Short problem: Of all the lines in the material, how many include the word "name"? Give only the number.

[A block of data]
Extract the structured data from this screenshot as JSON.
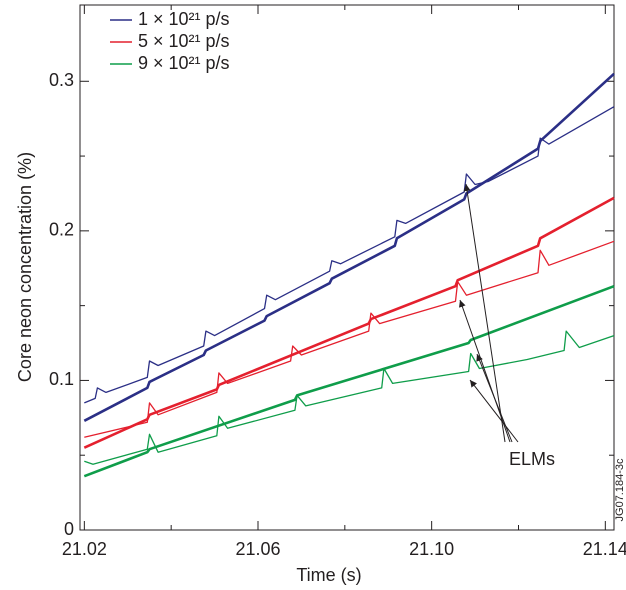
{
  "chart_data": {
    "type": "line",
    "x_label": "Time (s)",
    "y_label": "Core neon concentration (%)",
    "annotation": "ELMs",
    "figure_id": "JG07.184-3c",
    "xlim": [
      21.019,
      21.142
    ],
    "ylim": [
      0,
      0.351
    ],
    "xticks": [
      21.02,
      21.06,
      {
        "value": 21.1,
        "label": "21.10"
      },
      21.14
    ],
    "xminorticks": [
      21.04,
      21.08,
      21.12
    ],
    "yticks": [
      0,
      0.1,
      0.2,
      0.3
    ],
    "yminorticks": [
      0.05,
      0.15,
      0.25
    ],
    "legend": "upper left",
    "series": [
      {
        "name": "1 × 10²¹ p/s",
        "color": "#2b2f86",
        "width": 1.3,
        "x": [
          21.02,
          21.0225,
          21.023,
          21.025,
          21.0345,
          21.035,
          21.037,
          21.0475,
          21.048,
          21.05,
          21.0615,
          21.062,
          21.064,
          21.0765,
          21.077,
          21.079,
          21.0915,
          21.092,
          21.094,
          21.1075,
          21.108,
          21.11,
          21.113,
          21.1245,
          21.125,
          21.127,
          21.142
        ],
        "values": [
          0.085,
          0.088,
          0.095,
          0.092,
          0.102,
          0.113,
          0.11,
          0.123,
          0.133,
          0.13,
          0.148,
          0.157,
          0.154,
          0.173,
          0.18,
          0.178,
          0.196,
          0.207,
          0.205,
          0.226,
          0.238,
          0.231,
          0.233,
          0.25,
          0.262,
          0.258,
          0.283
        ]
      },
      {
        "color": "#2b2f86",
        "width": 2.6,
        "x": [
          21.02,
          21.0345,
          21.035,
          21.0475,
          21.048,
          21.0615,
          21.062,
          21.0765,
          21.077,
          21.0915,
          21.092,
          21.1075,
          21.108,
          21.1245,
          21.125,
          21.142
        ],
        "values": [
          0.073,
          0.095,
          0.099,
          0.117,
          0.12,
          0.14,
          0.143,
          0.165,
          0.168,
          0.19,
          0.195,
          0.221,
          0.225,
          0.255,
          0.26,
          0.305
        ]
      },
      {
        "name": "5 × 10²¹ p/s",
        "color": "#e4202e",
        "width": 1.3,
        "x": [
          21.02,
          21.0345,
          21.035,
          21.037,
          21.0505,
          21.051,
          21.053,
          21.0675,
          21.068,
          21.07,
          21.0855,
          21.086,
          21.088,
          21.1055,
          21.106,
          21.108,
          21.1245,
          21.125,
          21.127,
          21.142
        ],
        "values": [
          0.062,
          0.072,
          0.085,
          0.077,
          0.092,
          0.105,
          0.098,
          0.113,
          0.123,
          0.117,
          0.133,
          0.145,
          0.138,
          0.153,
          0.166,
          0.157,
          0.172,
          0.187,
          0.177,
          0.193
        ]
      },
      {
        "color": "#e4202e",
        "width": 2.6,
        "x": [
          21.02,
          21.0345,
          21.035,
          21.0505,
          21.051,
          21.0855,
          21.086,
          21.1055,
          21.106,
          21.1245,
          21.125,
          21.142
        ],
        "values": [
          0.055,
          0.074,
          0.077,
          0.094,
          0.097,
          0.138,
          0.141,
          0.163,
          0.167,
          0.19,
          0.195,
          0.222
        ]
      },
      {
        "name": "9 × 10²¹ p/s",
        "color": "#0f9d4a",
        "width": 1.3,
        "x": [
          21.02,
          21.022,
          21.0345,
          21.035,
          21.037,
          21.0505,
          21.051,
          21.053,
          21.0685,
          21.069,
          21.071,
          21.0885,
          21.089,
          21.091,
          21.1085,
          21.109,
          21.111,
          21.122,
          21.1305,
          21.131,
          21.134,
          21.142
        ],
        "values": [
          0.046,
          0.044,
          0.054,
          0.064,
          0.052,
          0.063,
          0.076,
          0.068,
          0.08,
          0.09,
          0.083,
          0.095,
          0.108,
          0.098,
          0.106,
          0.118,
          0.108,
          0.114,
          0.12,
          0.133,
          0.122,
          0.13
        ]
      },
      {
        "color": "#0f9d4a",
        "width": 2.6,
        "x": [
          21.02,
          21.0345,
          21.035,
          21.0685,
          21.069,
          21.1085,
          21.109,
          21.142
        ],
        "values": [
          0.036,
          0.052,
          0.054,
          0.087,
          0.09,
          0.125,
          0.127,
          0.163
        ]
      }
    ]
  }
}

Result below: 3